--- Start Material to process ---

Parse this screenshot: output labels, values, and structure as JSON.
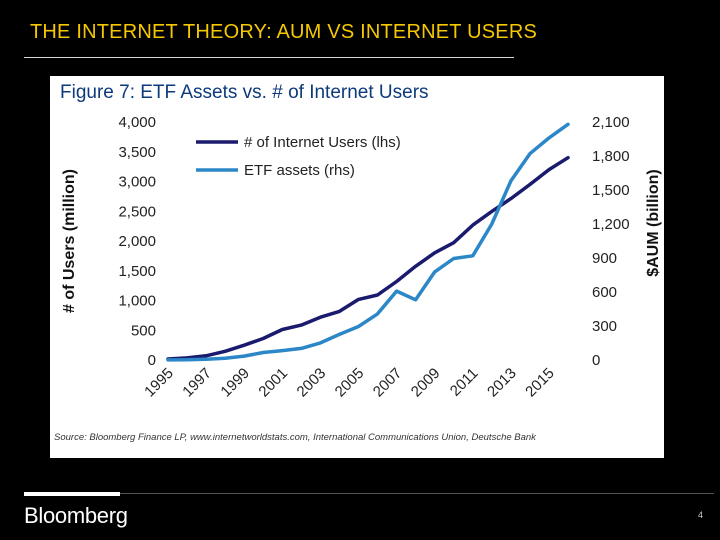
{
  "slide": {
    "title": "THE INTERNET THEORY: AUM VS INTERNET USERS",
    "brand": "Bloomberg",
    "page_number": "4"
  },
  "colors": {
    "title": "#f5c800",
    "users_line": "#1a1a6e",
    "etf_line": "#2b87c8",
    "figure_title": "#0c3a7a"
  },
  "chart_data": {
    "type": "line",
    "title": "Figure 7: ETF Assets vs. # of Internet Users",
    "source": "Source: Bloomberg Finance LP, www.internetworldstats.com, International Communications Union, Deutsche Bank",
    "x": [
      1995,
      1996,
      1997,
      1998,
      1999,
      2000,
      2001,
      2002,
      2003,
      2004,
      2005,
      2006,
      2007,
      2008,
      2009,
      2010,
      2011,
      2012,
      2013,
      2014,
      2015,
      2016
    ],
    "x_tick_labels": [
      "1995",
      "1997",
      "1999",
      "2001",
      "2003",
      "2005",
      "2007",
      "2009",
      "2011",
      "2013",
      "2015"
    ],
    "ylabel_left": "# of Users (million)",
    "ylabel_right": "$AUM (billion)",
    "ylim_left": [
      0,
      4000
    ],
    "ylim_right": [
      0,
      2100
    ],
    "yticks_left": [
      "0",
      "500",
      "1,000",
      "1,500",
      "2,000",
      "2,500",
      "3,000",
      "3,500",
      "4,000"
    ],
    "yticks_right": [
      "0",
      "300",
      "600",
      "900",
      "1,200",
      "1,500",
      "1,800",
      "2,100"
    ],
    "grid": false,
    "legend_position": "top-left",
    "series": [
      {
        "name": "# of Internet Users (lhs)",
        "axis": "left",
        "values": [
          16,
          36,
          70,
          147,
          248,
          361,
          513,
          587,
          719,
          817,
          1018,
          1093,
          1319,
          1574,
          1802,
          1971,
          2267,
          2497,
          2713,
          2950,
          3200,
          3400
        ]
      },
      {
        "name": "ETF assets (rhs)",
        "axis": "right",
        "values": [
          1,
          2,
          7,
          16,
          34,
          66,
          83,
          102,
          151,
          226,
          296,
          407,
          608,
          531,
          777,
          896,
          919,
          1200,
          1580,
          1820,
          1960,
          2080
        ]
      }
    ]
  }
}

--- End Material to process ---

**Objective**
Tally the lines of the listing above that include the word "name". Answer with the number alone.

**Solution to this exercise**
2